--- start MATERIAL FOR THIS EXERCISE ---
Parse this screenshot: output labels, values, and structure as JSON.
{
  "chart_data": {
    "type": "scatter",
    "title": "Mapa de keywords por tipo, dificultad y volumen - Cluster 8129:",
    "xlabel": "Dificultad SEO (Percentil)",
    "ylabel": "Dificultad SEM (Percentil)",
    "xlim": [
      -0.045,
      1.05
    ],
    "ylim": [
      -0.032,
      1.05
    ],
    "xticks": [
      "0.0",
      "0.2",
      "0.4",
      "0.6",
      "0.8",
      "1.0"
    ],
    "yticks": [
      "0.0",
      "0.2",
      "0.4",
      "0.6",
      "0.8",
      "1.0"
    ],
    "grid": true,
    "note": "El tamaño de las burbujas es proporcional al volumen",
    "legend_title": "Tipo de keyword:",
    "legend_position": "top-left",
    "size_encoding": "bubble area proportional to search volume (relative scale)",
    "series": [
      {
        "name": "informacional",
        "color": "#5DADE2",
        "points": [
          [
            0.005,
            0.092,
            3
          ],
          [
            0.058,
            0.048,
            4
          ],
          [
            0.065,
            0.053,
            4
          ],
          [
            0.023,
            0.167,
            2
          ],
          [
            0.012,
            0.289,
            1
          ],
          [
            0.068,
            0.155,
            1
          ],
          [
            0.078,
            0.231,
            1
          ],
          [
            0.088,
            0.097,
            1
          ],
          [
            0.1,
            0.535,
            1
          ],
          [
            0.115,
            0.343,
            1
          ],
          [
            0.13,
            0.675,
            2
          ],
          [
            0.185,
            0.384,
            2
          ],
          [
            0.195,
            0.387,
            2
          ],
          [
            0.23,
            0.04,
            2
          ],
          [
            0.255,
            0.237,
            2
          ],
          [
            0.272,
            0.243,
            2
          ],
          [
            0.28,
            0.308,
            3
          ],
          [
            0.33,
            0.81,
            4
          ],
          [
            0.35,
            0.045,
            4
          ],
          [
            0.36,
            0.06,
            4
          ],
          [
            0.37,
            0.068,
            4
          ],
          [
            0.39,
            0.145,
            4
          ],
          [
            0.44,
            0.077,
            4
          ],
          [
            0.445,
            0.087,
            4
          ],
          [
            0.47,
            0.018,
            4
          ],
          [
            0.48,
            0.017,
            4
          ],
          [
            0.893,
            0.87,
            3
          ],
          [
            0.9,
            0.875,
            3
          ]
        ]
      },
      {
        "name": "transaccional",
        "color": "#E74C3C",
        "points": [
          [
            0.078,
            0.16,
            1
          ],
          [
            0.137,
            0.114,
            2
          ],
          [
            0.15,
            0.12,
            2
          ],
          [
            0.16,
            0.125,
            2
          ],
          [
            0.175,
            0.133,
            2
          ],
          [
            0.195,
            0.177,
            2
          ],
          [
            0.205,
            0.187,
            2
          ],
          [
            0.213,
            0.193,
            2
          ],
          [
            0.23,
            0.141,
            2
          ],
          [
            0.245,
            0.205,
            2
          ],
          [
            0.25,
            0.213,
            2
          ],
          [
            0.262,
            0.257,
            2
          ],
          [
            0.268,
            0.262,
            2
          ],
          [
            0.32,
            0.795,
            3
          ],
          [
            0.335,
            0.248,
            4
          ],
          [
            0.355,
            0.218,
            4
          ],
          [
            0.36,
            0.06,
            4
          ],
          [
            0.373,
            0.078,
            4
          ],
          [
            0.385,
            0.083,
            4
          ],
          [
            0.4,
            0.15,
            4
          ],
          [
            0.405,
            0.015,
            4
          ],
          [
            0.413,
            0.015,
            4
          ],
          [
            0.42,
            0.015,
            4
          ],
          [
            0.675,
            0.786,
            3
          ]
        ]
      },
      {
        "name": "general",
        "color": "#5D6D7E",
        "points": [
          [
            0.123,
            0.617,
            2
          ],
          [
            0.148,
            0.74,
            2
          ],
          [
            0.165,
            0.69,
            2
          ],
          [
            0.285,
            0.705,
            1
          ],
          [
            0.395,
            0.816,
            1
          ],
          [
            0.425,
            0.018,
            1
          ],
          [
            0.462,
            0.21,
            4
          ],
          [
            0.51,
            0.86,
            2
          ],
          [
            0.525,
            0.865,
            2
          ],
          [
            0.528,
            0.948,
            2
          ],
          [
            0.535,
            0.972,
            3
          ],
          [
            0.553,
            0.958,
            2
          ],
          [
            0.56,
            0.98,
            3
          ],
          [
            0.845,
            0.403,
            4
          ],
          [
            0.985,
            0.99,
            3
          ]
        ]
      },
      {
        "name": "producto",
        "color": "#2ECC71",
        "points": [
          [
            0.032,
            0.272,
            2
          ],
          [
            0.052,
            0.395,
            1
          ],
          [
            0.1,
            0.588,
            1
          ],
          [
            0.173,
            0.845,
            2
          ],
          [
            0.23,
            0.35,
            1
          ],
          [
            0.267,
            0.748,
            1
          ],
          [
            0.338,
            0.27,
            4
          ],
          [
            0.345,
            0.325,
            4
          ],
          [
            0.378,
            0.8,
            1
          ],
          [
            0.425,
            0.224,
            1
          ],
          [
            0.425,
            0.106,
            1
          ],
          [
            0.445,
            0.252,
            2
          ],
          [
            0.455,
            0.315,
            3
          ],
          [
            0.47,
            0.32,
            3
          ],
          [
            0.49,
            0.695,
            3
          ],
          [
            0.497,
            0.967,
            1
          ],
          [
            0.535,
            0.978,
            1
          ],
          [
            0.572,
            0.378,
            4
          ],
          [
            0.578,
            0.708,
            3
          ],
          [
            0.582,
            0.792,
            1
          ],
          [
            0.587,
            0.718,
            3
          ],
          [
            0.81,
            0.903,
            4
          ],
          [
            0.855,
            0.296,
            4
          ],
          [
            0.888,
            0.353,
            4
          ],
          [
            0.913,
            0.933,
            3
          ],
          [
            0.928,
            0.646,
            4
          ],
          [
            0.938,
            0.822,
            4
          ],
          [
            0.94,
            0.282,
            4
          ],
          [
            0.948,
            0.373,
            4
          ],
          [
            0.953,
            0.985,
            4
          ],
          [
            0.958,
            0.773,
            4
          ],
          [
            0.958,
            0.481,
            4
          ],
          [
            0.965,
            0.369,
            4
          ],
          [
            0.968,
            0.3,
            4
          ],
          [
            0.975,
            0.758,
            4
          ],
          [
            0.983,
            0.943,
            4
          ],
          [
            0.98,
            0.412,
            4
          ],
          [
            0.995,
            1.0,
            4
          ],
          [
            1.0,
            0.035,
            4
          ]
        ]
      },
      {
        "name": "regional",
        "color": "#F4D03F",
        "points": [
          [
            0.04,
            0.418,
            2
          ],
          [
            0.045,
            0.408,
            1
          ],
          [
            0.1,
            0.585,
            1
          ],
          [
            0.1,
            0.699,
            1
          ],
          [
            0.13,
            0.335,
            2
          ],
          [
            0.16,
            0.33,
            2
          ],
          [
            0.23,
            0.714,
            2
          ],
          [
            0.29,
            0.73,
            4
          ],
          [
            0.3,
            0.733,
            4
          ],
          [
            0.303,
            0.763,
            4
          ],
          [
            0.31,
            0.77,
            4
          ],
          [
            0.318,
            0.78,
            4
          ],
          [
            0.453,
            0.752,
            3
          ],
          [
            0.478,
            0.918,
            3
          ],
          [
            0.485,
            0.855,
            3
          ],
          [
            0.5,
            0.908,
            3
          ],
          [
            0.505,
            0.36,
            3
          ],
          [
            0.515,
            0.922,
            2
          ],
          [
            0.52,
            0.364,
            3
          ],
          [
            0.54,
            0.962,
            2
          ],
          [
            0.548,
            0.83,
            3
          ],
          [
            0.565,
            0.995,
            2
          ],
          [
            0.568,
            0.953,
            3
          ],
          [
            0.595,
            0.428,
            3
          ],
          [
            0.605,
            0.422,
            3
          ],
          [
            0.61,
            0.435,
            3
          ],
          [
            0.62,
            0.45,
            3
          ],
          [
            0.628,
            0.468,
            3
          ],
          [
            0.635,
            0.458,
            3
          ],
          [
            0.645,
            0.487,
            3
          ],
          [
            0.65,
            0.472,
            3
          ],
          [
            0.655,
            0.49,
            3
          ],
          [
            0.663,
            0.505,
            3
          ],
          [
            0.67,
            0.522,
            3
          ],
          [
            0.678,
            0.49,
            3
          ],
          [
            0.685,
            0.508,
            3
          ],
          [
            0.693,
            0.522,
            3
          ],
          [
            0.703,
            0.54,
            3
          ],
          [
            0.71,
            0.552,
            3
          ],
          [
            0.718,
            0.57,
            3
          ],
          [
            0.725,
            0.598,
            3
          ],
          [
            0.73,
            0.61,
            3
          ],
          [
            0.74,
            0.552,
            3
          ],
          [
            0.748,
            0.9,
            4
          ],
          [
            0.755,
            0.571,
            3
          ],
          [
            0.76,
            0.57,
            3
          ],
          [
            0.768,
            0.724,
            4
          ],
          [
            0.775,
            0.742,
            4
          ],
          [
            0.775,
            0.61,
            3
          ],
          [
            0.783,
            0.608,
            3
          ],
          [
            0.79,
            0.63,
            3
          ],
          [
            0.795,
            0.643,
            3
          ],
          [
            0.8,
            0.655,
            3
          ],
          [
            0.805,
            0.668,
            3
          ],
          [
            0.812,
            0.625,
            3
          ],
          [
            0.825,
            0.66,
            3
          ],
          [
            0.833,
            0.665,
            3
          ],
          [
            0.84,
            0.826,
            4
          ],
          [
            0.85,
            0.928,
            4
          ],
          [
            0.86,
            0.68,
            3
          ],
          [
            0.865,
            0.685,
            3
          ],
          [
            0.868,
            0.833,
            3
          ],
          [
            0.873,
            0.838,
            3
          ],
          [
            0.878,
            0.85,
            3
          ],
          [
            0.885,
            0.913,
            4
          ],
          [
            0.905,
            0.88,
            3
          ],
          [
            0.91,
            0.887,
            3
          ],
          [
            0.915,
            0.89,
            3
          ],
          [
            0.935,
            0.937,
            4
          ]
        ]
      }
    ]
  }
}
--- end MATERIAL FOR THIS EXERCISE ---
(CHALLENGE) In the entries above, find each line with the word "Percentil" and copy it.

(RESULT FOR THIS EXERCISE)
    "xlabel": "Dificultad SEO (Percentil)",
    "ylabel": "Dificultad SEM (Percentil)",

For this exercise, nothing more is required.